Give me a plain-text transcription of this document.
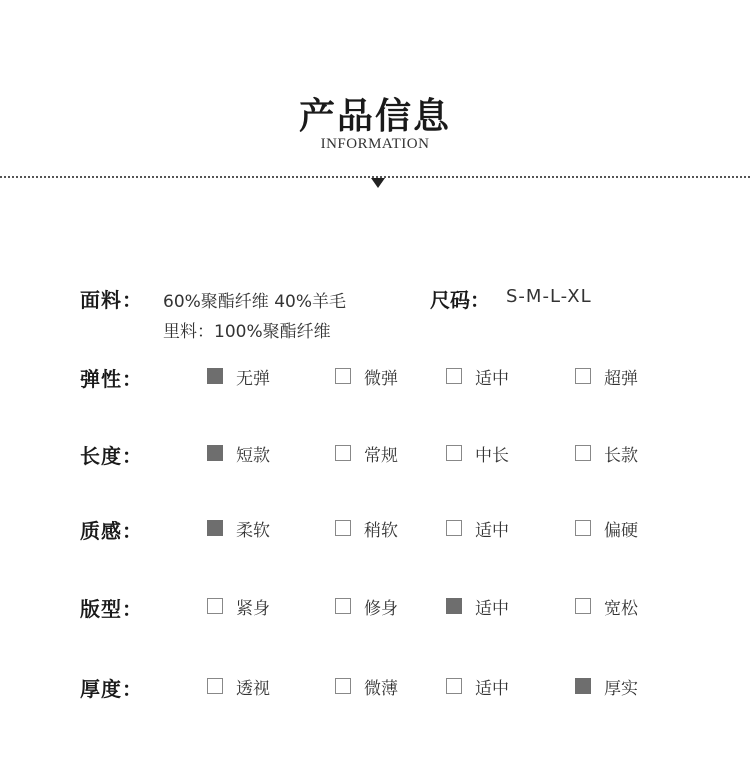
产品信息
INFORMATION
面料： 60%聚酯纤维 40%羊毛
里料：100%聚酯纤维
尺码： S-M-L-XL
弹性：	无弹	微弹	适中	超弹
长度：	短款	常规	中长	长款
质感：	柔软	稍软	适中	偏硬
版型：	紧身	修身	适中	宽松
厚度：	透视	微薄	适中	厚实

#####

Aim of the task:
Take the records above and transcribe them exactly, dropping every picture.

The reply:
Give me a plain-text transcription of this document.
产品信息
INFORMATION
面料： 60%聚酯纤维 40%羊毛
里料：100%聚酯纤维
尺码： S-M-L-XL
弹性：	无弹	微弹	适中	超弹
长度：	短款	常规	中长	长款
质感：	柔软	稍软	适中	偏硬
版型：	紧身	修身	适中	宽松
厚度：	透视	微薄	适中	厚实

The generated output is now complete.